→ Directions for this task: Across the entries below, how many lines contain the word "Martin"? Give the number alone.

→ Supplied records:
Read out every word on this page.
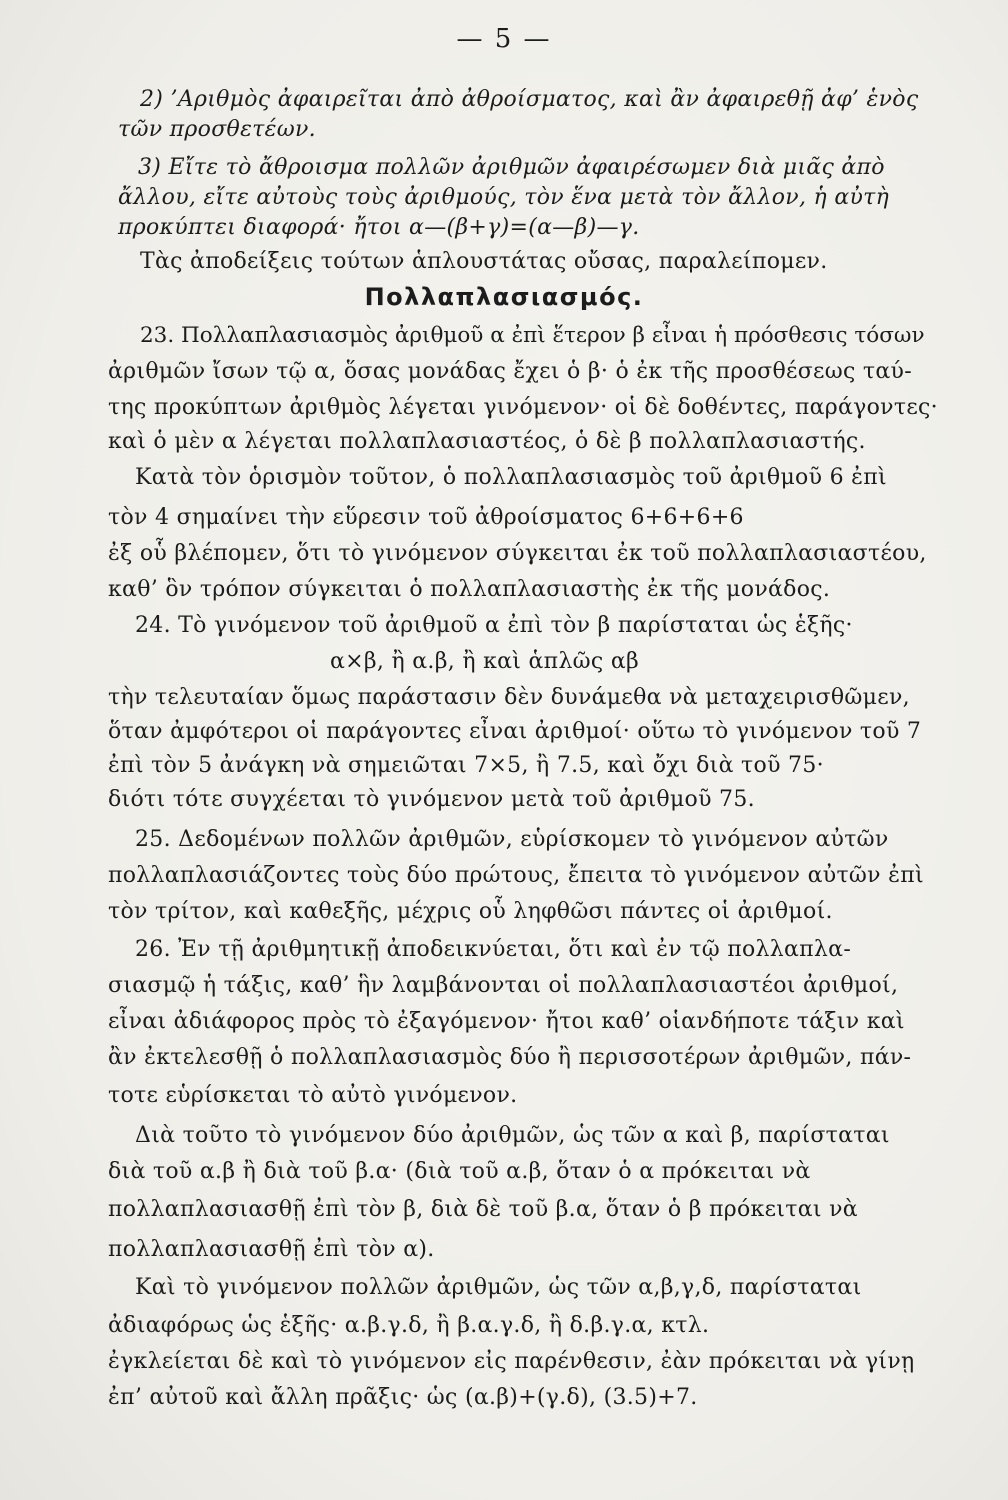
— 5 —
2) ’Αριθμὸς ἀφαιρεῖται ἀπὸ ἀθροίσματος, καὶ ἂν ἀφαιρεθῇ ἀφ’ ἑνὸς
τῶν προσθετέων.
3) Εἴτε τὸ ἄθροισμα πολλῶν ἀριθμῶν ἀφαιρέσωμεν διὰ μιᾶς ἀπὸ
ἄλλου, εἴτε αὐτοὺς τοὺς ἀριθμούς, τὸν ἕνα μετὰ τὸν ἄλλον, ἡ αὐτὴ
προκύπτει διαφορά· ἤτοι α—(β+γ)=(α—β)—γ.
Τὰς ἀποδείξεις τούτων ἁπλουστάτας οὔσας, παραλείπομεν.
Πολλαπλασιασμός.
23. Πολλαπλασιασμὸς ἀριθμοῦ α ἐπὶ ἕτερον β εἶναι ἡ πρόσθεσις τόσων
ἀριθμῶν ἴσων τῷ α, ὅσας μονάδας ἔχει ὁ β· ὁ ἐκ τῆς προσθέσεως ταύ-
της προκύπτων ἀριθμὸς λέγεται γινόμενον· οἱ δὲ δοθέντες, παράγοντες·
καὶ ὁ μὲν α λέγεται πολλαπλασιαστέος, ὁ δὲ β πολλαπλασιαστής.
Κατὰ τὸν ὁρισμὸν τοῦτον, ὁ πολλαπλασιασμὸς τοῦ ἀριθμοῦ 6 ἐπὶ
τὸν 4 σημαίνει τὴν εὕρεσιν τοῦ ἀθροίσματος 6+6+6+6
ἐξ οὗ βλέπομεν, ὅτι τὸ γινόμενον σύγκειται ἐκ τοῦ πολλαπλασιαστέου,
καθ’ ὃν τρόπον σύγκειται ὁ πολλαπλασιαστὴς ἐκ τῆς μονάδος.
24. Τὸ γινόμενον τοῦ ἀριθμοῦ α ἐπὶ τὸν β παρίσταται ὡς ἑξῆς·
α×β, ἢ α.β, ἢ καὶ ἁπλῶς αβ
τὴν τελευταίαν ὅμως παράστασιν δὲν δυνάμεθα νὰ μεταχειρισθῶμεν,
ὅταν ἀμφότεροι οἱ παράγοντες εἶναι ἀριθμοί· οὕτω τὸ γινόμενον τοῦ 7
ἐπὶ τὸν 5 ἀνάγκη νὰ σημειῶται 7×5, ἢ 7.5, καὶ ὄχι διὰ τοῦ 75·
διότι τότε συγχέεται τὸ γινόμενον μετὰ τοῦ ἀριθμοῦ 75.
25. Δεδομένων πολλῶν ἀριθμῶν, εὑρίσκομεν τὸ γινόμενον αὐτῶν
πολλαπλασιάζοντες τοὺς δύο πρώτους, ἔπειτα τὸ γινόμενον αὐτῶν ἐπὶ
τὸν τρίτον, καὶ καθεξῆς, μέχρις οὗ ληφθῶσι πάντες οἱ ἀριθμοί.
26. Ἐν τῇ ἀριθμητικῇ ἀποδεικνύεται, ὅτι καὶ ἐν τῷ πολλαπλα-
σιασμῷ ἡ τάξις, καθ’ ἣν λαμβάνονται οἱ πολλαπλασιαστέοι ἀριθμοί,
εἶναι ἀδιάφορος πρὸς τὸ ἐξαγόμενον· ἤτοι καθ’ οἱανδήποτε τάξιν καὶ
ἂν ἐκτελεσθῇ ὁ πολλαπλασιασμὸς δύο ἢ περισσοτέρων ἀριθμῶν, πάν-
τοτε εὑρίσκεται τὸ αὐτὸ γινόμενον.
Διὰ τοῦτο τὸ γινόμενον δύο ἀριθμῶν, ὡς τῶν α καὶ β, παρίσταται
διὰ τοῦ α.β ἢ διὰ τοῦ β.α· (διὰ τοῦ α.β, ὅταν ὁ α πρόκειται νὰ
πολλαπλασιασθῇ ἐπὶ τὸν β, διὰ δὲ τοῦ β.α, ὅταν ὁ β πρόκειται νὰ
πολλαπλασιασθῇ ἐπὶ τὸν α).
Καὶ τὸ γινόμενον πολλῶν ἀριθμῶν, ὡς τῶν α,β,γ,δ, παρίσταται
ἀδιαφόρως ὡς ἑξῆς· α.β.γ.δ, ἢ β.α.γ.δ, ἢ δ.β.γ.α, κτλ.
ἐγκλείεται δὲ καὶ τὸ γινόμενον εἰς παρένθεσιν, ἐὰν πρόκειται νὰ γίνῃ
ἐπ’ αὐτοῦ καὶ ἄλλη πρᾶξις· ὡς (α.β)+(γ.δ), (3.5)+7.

--

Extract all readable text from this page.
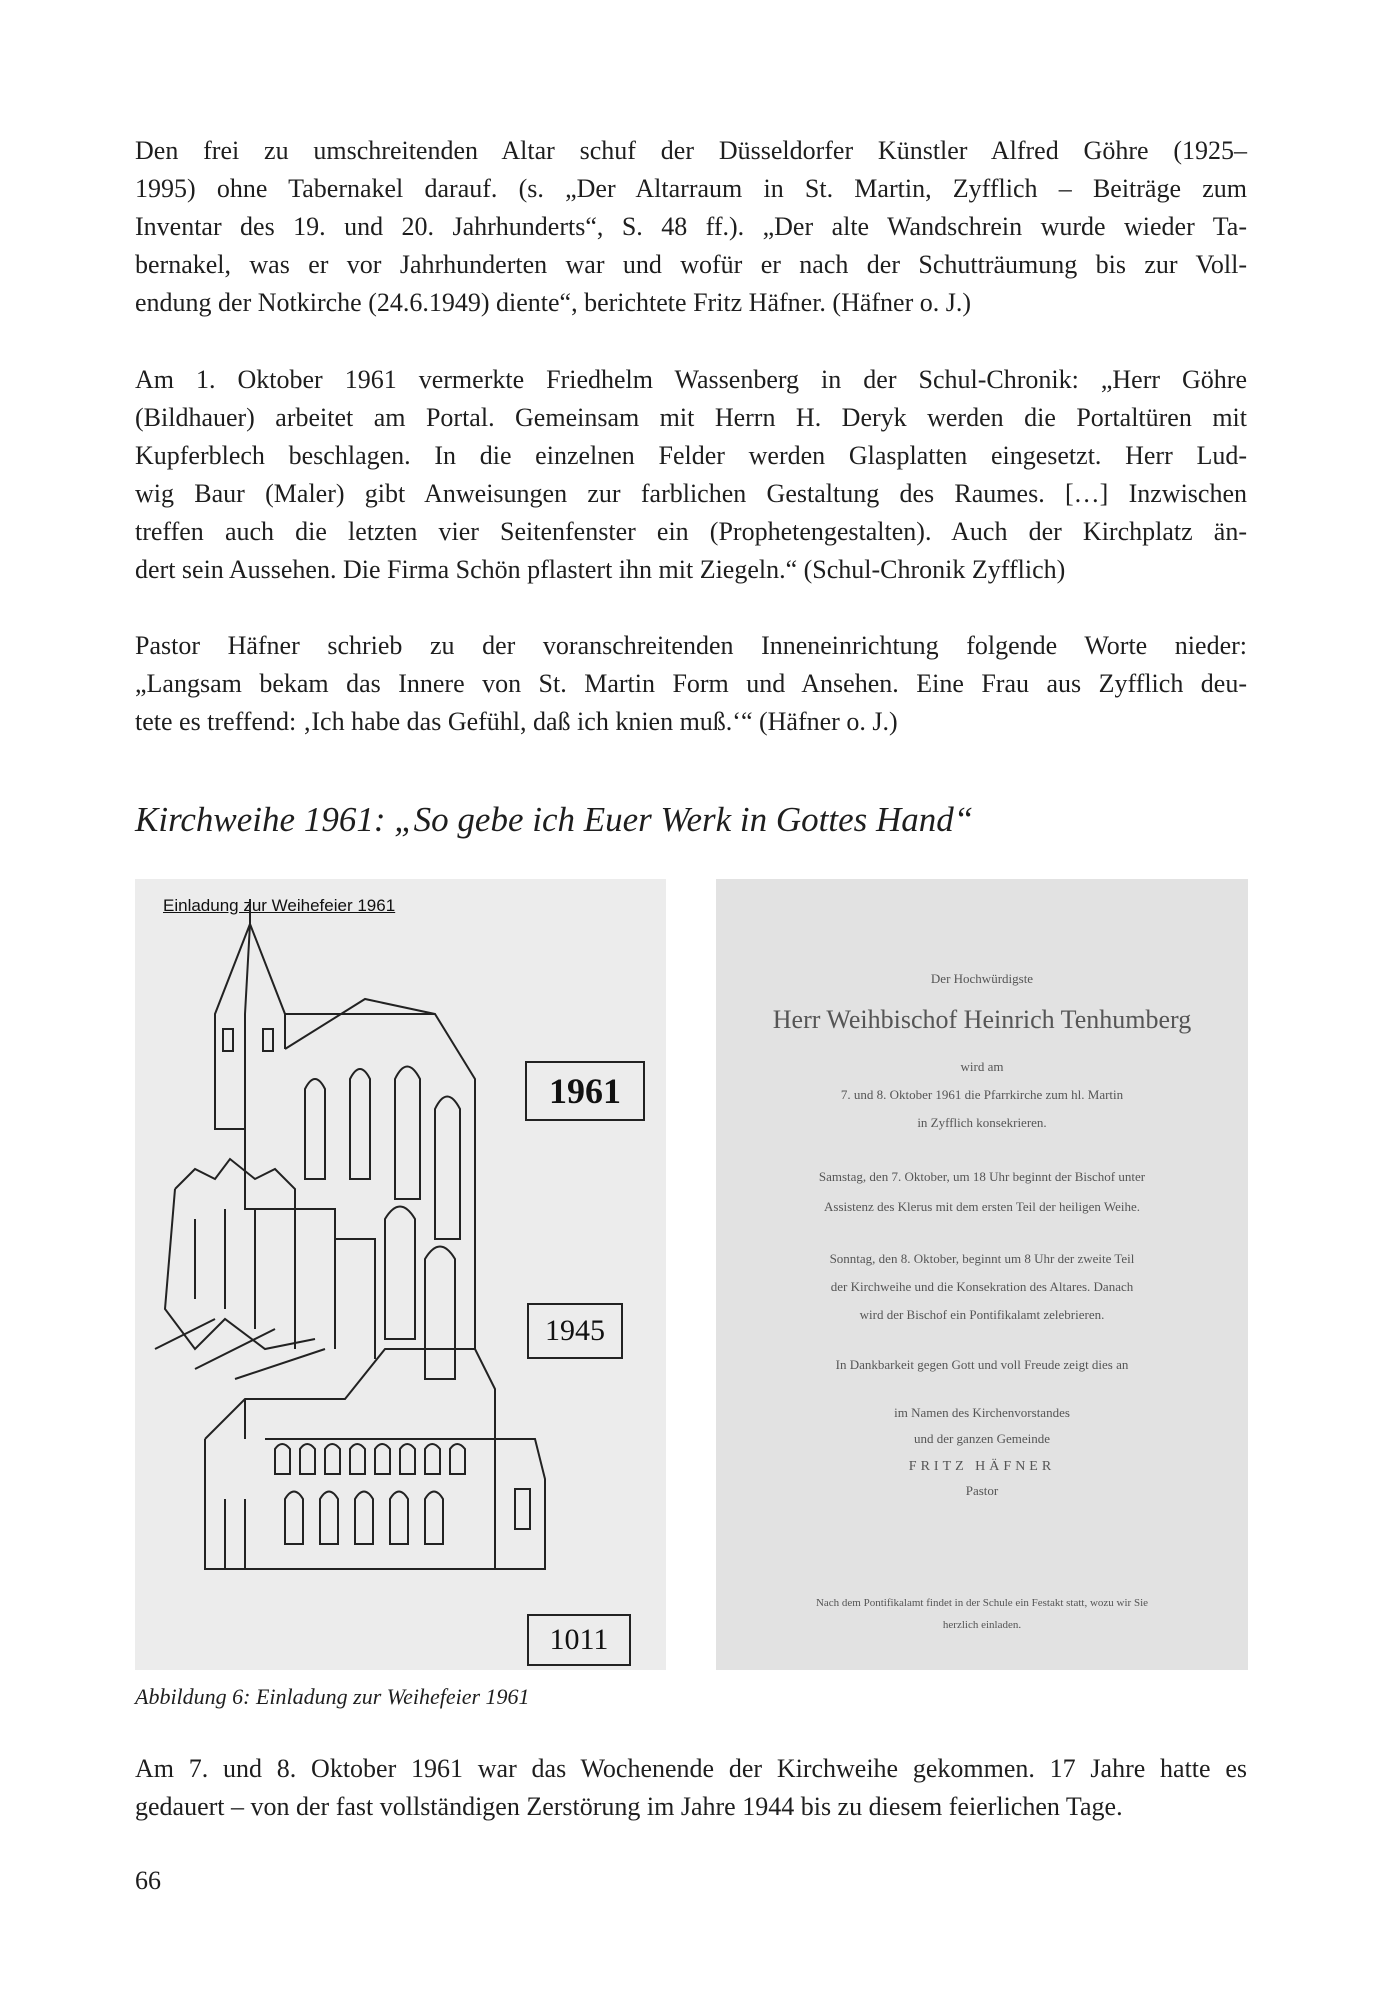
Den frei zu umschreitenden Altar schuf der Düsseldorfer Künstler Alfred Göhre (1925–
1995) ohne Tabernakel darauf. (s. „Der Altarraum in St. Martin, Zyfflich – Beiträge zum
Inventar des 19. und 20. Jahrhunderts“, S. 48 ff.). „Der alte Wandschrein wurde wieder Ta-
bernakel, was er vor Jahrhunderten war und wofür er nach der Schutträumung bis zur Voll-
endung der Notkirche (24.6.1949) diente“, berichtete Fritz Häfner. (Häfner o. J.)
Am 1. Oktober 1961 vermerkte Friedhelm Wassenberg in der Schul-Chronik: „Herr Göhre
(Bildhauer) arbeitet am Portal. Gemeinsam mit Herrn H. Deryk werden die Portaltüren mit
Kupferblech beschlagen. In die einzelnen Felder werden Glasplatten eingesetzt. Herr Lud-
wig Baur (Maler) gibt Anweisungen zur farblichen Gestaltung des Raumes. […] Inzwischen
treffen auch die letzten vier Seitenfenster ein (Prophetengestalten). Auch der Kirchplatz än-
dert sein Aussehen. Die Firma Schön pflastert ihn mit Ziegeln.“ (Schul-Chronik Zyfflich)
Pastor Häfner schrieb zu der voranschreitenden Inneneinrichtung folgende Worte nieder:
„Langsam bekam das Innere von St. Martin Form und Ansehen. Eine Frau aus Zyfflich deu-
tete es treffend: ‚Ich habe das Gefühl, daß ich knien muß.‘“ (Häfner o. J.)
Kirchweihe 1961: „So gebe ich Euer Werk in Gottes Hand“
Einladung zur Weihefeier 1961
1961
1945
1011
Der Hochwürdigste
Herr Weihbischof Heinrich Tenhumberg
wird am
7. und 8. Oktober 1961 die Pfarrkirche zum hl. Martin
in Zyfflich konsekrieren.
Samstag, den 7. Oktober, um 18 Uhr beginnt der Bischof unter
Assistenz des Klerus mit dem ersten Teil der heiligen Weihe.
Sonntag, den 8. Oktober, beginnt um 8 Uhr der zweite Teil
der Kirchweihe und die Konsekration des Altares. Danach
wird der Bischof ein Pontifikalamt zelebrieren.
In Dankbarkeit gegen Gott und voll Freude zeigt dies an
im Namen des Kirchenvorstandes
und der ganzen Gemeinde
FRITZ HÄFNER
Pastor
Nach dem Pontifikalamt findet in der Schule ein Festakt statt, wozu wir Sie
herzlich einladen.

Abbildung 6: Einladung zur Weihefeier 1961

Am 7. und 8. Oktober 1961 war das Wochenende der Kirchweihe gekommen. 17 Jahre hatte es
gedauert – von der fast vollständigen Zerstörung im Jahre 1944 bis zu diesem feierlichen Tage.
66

...

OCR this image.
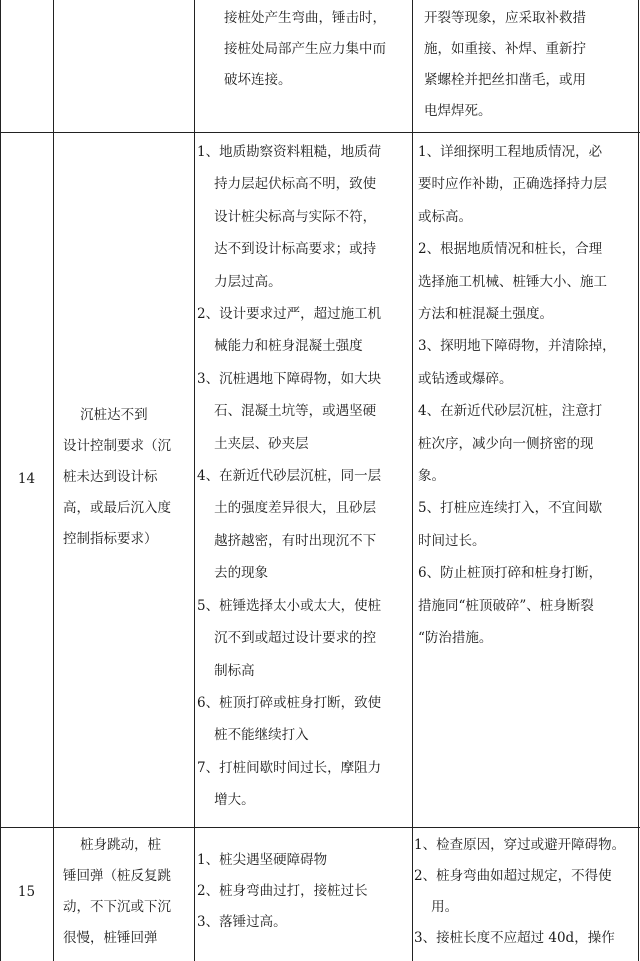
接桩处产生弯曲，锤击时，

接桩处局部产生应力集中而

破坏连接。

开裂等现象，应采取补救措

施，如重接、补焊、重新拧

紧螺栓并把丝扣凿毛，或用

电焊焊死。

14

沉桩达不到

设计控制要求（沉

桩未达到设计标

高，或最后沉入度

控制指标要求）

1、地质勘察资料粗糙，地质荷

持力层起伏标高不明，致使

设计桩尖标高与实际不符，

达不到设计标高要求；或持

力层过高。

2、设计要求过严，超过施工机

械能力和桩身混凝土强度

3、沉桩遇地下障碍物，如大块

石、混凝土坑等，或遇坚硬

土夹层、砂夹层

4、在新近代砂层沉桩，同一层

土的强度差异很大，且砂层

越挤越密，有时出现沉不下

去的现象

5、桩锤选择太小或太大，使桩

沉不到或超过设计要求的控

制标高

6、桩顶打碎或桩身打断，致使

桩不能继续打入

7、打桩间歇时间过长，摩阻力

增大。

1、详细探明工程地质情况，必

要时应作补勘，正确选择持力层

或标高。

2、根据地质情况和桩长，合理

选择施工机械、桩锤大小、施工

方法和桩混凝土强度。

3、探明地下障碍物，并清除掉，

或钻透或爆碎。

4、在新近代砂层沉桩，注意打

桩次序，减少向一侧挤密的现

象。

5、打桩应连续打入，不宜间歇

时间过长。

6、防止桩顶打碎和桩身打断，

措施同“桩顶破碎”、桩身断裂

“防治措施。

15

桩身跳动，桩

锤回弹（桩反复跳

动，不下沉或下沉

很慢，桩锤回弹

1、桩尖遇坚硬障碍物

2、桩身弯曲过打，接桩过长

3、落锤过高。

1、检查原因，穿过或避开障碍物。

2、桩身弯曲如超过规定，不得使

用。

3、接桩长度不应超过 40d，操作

→ Right answer: 3